**What is required**
Sift the material for lines containing "title", and return them.

**Figure collection entries**
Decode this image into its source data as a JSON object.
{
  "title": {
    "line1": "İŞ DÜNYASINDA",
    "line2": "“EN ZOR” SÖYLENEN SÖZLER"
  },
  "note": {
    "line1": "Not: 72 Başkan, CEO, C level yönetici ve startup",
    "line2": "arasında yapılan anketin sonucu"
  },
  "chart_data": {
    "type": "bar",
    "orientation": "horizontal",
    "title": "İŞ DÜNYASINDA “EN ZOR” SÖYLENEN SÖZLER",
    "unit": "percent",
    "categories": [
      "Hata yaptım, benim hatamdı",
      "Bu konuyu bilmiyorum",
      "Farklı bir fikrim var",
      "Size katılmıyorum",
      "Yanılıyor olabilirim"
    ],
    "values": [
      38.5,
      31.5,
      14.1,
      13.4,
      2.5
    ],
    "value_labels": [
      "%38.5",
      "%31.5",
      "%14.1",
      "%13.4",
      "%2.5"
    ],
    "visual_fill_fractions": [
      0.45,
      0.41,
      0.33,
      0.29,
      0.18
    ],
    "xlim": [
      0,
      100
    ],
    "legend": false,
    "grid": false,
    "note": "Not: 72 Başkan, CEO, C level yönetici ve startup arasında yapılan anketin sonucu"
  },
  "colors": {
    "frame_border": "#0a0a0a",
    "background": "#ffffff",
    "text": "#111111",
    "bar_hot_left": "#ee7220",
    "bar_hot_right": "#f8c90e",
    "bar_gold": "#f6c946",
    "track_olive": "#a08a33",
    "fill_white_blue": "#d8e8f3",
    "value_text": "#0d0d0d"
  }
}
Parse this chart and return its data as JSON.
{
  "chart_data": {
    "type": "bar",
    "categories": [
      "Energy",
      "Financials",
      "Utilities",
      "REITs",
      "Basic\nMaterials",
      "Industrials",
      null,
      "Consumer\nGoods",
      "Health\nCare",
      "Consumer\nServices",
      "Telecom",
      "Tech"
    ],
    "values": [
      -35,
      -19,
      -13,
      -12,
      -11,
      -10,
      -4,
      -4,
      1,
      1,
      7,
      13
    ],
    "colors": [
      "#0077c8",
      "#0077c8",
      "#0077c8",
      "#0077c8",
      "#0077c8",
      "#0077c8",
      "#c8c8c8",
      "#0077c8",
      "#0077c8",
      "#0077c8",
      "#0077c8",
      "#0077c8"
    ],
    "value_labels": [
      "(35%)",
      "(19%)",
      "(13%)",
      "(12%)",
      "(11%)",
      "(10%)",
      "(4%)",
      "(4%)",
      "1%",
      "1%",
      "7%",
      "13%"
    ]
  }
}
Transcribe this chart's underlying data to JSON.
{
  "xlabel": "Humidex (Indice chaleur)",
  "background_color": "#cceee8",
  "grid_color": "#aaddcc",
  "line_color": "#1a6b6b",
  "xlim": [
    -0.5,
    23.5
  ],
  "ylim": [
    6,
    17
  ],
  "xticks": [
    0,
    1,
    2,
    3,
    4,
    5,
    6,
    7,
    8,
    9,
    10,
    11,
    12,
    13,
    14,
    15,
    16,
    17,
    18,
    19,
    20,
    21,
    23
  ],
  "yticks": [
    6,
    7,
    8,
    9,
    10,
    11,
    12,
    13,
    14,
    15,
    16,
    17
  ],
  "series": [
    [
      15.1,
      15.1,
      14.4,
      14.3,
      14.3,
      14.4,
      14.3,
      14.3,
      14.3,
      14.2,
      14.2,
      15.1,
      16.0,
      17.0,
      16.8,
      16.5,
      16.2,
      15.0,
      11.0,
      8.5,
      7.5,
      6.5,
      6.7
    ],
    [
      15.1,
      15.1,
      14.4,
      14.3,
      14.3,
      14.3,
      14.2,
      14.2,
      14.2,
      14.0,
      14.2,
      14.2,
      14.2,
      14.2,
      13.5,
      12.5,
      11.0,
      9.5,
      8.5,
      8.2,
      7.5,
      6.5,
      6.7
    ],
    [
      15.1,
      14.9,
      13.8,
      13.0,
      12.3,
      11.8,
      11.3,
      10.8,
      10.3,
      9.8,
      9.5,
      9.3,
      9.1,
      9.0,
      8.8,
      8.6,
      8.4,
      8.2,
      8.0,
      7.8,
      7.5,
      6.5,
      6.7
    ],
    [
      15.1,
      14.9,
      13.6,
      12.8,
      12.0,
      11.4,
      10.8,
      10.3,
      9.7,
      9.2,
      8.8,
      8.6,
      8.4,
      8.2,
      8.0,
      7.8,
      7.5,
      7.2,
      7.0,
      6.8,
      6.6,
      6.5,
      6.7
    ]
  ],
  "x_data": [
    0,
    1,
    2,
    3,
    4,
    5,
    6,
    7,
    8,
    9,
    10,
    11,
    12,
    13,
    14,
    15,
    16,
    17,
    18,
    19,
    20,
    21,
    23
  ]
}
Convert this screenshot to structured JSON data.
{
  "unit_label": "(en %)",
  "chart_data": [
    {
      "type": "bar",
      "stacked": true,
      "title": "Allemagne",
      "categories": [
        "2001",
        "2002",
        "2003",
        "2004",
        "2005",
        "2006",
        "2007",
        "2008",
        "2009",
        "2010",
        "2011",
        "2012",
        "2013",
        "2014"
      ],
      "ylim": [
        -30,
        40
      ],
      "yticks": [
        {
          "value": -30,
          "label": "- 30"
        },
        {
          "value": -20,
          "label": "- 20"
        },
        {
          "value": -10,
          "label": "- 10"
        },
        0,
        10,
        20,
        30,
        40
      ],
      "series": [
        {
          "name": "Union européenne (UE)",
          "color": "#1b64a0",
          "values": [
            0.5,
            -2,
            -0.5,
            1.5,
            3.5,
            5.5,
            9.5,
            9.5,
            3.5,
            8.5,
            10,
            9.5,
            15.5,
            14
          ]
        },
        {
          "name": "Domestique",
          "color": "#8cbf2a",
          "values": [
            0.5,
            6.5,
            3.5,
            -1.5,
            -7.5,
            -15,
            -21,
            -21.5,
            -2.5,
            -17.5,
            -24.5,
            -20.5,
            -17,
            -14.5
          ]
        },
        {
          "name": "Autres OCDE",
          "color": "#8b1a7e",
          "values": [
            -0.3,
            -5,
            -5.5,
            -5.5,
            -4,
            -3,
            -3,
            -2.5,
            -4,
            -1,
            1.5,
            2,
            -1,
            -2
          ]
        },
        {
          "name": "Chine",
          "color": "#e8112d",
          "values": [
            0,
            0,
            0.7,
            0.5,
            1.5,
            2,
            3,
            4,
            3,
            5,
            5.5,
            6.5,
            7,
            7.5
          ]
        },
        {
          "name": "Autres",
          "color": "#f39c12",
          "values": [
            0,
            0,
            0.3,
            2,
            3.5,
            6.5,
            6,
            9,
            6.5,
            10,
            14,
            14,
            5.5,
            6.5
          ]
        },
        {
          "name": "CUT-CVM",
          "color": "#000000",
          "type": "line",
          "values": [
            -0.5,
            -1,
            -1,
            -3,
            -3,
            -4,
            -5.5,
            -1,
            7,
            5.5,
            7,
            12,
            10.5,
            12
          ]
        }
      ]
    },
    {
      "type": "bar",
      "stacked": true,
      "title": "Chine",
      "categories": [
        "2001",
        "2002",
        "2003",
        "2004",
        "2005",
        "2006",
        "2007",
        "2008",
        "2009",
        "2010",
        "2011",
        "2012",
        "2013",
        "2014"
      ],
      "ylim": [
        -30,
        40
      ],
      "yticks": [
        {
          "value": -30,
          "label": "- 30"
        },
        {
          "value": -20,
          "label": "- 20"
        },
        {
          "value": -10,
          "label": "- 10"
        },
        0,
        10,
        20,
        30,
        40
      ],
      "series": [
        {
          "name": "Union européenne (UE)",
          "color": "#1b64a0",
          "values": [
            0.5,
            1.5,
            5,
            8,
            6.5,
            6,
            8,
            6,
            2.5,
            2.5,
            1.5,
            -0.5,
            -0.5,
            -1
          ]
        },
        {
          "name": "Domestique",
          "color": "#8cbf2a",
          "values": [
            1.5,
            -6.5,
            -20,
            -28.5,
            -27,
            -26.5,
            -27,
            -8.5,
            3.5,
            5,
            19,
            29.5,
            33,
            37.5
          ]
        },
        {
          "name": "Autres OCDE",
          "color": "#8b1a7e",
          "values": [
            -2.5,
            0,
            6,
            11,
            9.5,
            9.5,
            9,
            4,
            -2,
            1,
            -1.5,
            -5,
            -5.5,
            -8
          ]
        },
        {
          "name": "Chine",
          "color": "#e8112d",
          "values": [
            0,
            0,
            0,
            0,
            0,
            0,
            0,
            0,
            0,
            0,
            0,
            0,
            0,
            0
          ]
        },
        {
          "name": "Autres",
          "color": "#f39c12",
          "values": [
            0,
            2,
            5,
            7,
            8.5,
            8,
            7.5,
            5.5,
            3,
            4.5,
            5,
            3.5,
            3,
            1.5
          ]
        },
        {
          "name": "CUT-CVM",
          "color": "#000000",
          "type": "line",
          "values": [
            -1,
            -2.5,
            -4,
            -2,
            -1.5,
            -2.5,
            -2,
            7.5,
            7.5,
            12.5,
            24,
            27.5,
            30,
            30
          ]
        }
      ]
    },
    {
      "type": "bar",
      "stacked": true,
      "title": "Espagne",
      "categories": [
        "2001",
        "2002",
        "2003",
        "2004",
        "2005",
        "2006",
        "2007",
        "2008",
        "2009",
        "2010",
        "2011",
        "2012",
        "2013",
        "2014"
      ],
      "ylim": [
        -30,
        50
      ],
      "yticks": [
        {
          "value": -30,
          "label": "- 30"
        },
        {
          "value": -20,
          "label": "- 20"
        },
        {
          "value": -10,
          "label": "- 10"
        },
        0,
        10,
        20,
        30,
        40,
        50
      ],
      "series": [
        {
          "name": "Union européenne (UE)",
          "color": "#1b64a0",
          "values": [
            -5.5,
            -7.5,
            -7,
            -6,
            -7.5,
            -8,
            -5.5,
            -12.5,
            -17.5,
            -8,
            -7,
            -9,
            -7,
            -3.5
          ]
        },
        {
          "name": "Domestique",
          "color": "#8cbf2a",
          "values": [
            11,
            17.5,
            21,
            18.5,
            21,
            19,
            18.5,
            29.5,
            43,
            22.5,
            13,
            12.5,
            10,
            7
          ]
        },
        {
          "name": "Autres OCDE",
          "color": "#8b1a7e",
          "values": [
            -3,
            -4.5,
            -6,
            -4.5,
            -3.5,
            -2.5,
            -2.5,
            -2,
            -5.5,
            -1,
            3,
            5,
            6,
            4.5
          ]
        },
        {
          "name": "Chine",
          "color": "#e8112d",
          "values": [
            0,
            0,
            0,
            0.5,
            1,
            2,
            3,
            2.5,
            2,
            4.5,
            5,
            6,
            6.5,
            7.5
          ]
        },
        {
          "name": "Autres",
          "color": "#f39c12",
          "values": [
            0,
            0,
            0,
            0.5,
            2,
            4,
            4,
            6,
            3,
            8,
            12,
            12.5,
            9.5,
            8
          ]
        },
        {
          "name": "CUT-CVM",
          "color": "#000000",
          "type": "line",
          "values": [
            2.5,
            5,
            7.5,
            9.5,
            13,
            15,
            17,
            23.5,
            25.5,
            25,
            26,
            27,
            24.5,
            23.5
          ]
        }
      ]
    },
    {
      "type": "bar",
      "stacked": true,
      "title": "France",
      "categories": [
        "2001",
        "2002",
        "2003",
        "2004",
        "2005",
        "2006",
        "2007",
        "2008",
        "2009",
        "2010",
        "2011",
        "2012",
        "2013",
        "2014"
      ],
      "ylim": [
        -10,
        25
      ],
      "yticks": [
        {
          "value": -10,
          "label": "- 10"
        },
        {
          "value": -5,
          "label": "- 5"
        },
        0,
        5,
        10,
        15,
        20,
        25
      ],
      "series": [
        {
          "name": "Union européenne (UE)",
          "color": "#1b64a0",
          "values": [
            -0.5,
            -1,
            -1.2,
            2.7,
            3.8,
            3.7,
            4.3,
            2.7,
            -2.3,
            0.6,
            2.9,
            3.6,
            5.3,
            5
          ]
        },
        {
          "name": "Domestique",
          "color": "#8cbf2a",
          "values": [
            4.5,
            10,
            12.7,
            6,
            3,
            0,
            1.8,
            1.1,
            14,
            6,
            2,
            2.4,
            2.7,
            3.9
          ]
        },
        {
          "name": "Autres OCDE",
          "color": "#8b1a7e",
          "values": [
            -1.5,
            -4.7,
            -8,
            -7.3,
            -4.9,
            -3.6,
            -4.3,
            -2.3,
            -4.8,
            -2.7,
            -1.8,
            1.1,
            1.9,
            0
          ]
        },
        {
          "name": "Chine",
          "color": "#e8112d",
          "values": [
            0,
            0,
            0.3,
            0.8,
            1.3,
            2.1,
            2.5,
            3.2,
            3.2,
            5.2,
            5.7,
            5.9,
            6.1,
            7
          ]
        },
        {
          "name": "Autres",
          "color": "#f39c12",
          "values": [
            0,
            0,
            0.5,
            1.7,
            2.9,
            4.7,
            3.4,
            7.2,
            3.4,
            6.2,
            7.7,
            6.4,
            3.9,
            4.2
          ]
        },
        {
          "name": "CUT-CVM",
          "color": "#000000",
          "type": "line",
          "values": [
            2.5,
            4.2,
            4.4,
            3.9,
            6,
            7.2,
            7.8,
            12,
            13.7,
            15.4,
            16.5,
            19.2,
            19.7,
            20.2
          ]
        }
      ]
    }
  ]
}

**Task output**
  "title": {
    "title": "İŞ DÜNYASINDA “EN ZOR” SÖYLENEN SÖZLER",
      "title": "Allemagne",
      "title": "Chine",
      "title": "Espagne",
      "title": "France",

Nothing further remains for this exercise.